### Record excerpts
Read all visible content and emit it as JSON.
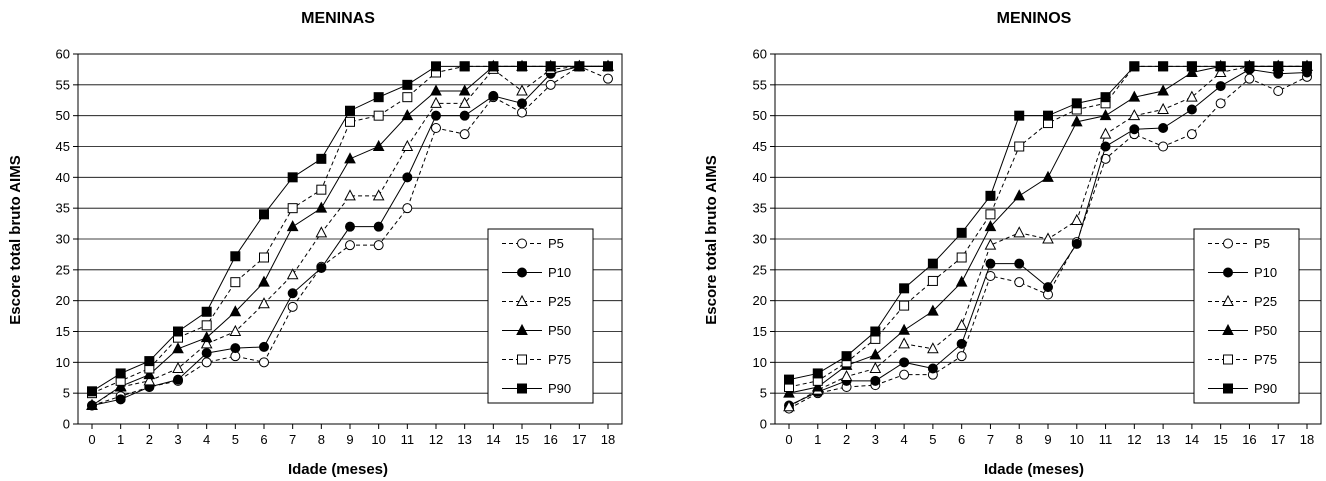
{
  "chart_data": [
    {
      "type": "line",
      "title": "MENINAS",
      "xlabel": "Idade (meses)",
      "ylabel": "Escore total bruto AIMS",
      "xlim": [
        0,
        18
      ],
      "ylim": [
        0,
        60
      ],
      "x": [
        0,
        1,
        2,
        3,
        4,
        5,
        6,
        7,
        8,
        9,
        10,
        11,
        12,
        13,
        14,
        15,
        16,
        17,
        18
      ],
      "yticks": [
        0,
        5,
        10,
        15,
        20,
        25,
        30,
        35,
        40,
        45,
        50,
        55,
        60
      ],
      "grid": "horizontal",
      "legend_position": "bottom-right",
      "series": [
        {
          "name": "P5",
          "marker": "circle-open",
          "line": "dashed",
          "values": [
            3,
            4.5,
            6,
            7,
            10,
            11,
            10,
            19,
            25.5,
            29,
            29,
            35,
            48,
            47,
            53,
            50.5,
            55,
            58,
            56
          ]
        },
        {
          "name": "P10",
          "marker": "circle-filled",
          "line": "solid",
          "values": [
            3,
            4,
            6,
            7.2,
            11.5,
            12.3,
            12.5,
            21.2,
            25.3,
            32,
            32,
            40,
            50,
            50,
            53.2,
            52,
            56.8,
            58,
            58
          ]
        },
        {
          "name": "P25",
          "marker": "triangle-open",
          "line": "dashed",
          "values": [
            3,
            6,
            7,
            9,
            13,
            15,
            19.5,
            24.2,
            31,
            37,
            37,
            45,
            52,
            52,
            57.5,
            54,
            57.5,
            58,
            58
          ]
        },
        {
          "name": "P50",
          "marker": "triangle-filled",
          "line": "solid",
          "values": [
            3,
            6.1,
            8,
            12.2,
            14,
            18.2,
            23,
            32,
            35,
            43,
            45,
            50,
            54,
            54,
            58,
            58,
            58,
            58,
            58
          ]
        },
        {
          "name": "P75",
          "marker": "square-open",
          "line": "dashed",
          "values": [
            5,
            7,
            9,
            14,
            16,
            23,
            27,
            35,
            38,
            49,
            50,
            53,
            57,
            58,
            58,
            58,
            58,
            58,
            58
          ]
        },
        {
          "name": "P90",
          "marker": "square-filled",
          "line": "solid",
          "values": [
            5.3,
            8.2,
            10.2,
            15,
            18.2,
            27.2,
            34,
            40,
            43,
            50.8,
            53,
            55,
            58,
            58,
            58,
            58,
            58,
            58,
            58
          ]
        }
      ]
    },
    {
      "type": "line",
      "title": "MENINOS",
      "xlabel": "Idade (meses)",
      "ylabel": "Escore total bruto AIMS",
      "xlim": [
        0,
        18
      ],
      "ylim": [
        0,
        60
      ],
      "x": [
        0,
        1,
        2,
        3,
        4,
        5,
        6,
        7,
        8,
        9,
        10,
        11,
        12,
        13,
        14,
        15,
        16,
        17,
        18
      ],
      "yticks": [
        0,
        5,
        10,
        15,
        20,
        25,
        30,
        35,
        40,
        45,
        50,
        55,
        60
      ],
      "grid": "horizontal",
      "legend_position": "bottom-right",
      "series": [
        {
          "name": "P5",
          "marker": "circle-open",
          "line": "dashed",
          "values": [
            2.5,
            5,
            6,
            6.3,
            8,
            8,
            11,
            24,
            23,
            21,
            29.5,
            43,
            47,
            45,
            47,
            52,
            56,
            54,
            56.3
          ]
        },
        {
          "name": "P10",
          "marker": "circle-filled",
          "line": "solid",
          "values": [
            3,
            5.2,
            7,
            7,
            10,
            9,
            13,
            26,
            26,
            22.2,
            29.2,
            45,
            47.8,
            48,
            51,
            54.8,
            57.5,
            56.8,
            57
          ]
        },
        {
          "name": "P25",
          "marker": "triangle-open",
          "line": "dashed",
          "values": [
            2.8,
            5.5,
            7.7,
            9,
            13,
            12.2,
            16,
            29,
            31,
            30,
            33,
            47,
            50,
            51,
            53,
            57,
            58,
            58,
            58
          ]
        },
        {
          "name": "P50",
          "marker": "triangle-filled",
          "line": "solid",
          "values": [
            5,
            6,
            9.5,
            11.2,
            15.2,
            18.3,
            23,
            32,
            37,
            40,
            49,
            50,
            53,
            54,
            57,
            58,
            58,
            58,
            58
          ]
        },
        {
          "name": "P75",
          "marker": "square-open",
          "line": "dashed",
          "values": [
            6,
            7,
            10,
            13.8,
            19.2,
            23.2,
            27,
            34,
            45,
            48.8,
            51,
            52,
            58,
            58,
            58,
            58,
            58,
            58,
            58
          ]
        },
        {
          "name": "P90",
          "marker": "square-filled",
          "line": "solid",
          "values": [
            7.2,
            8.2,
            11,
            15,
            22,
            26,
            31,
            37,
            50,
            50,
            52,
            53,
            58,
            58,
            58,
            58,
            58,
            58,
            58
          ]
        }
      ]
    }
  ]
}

### What is expected
Reproduce all of the data exactly, omitting each picture it holds.

### Solution for this problem
Read all visible content and emit it as JSON.
{
  "chart_data": [
    {
      "type": "line",
      "title": "MENINAS",
      "xlabel": "Idade (meses)",
      "ylabel": "Escore total bruto AIMS",
      "xlim": [
        0,
        18
      ],
      "ylim": [
        0,
        60
      ],
      "x": [
        0,
        1,
        2,
        3,
        4,
        5,
        6,
        7,
        8,
        9,
        10,
        11,
        12,
        13,
        14,
        15,
        16,
        17,
        18
      ],
      "yticks": [
        0,
        5,
        10,
        15,
        20,
        25,
        30,
        35,
        40,
        45,
        50,
        55,
        60
      ],
      "grid": "horizontal",
      "legend_position": "bottom-right",
      "series": [
        {
          "name": "P5",
          "marker": "circle-open",
          "line": "dashed",
          "values": [
            3,
            4.5,
            6,
            7,
            10,
            11,
            10,
            19,
            25.5,
            29,
            29,
            35,
            48,
            47,
            53,
            50.5,
            55,
            58,
            56
          ]
        },
        {
          "name": "P10",
          "marker": "circle-filled",
          "line": "solid",
          "values": [
            3,
            4,
            6,
            7.2,
            11.5,
            12.3,
            12.5,
            21.2,
            25.3,
            32,
            32,
            40,
            50,
            50,
            53.2,
            52,
            56.8,
            58,
            58
          ]
        },
        {
          "name": "P25",
          "marker": "triangle-open",
          "line": "dashed",
          "values": [
            3,
            6,
            7,
            9,
            13,
            15,
            19.5,
            24.2,
            31,
            37,
            37,
            45,
            52,
            52,
            57.5,
            54,
            57.5,
            58,
            58
          ]
        },
        {
          "name": "P50",
          "marker": "triangle-filled",
          "line": "solid",
          "values": [
            3,
            6.1,
            8,
            12.2,
            14,
            18.2,
            23,
            32,
            35,
            43,
            45,
            50,
            54,
            54,
            58,
            58,
            58,
            58,
            58
          ]
        },
        {
          "name": "P75",
          "marker": "square-open",
          "line": "dashed",
          "values": [
            5,
            7,
            9,
            14,
            16,
            23,
            27,
            35,
            38,
            49,
            50,
            53,
            57,
            58,
            58,
            58,
            58,
            58,
            58
          ]
        },
        {
          "name": "P90",
          "marker": "square-filled",
          "line": "solid",
          "values": [
            5.3,
            8.2,
            10.2,
            15,
            18.2,
            27.2,
            34,
            40,
            43,
            50.8,
            53,
            55,
            58,
            58,
            58,
            58,
            58,
            58,
            58
          ]
        }
      ]
    },
    {
      "type": "line",
      "title": "MENINOS",
      "xlabel": "Idade (meses)",
      "ylabel": "Escore total bruto AIMS",
      "xlim": [
        0,
        18
      ],
      "ylim": [
        0,
        60
      ],
      "x": [
        0,
        1,
        2,
        3,
        4,
        5,
        6,
        7,
        8,
        9,
        10,
        11,
        12,
        13,
        14,
        15,
        16,
        17,
        18
      ],
      "yticks": [
        0,
        5,
        10,
        15,
        20,
        25,
        30,
        35,
        40,
        45,
        50,
        55,
        60
      ],
      "grid": "horizontal",
      "legend_position": "bottom-right",
      "series": [
        {
          "name": "P5",
          "marker": "circle-open",
          "line": "dashed",
          "values": [
            2.5,
            5,
            6,
            6.3,
            8,
            8,
            11,
            24,
            23,
            21,
            29.5,
            43,
            47,
            45,
            47,
            52,
            56,
            54,
            56.3
          ]
        },
        {
          "name": "P10",
          "marker": "circle-filled",
          "line": "solid",
          "values": [
            3,
            5.2,
            7,
            7,
            10,
            9,
            13,
            26,
            26,
            22.2,
            29.2,
            45,
            47.8,
            48,
            51,
            54.8,
            57.5,
            56.8,
            57
          ]
        },
        {
          "name": "P25",
          "marker": "triangle-open",
          "line": "dashed",
          "values": [
            2.8,
            5.5,
            7.7,
            9,
            13,
            12.2,
            16,
            29,
            31,
            30,
            33,
            47,
            50,
            51,
            53,
            57,
            58,
            58,
            58
          ]
        },
        {
          "name": "P50",
          "marker": "triangle-filled",
          "line": "solid",
          "values": [
            5,
            6,
            9.5,
            11.2,
            15.2,
            18.3,
            23,
            32,
            37,
            40,
            49,
            50,
            53,
            54,
            57,
            58,
            58,
            58,
            58
          ]
        },
        {
          "name": "P75",
          "marker": "square-open",
          "line": "dashed",
          "values": [
            6,
            7,
            10,
            13.8,
            19.2,
            23.2,
            27,
            34,
            45,
            48.8,
            51,
            52,
            58,
            58,
            58,
            58,
            58,
            58,
            58
          ]
        },
        {
          "name": "P90",
          "marker": "square-filled",
          "line": "solid",
          "values": [
            7.2,
            8.2,
            11,
            15,
            22,
            26,
            31,
            37,
            50,
            50,
            52,
            53,
            58,
            58,
            58,
            58,
            58,
            58,
            58
          ]
        }
      ]
    }
  ]
}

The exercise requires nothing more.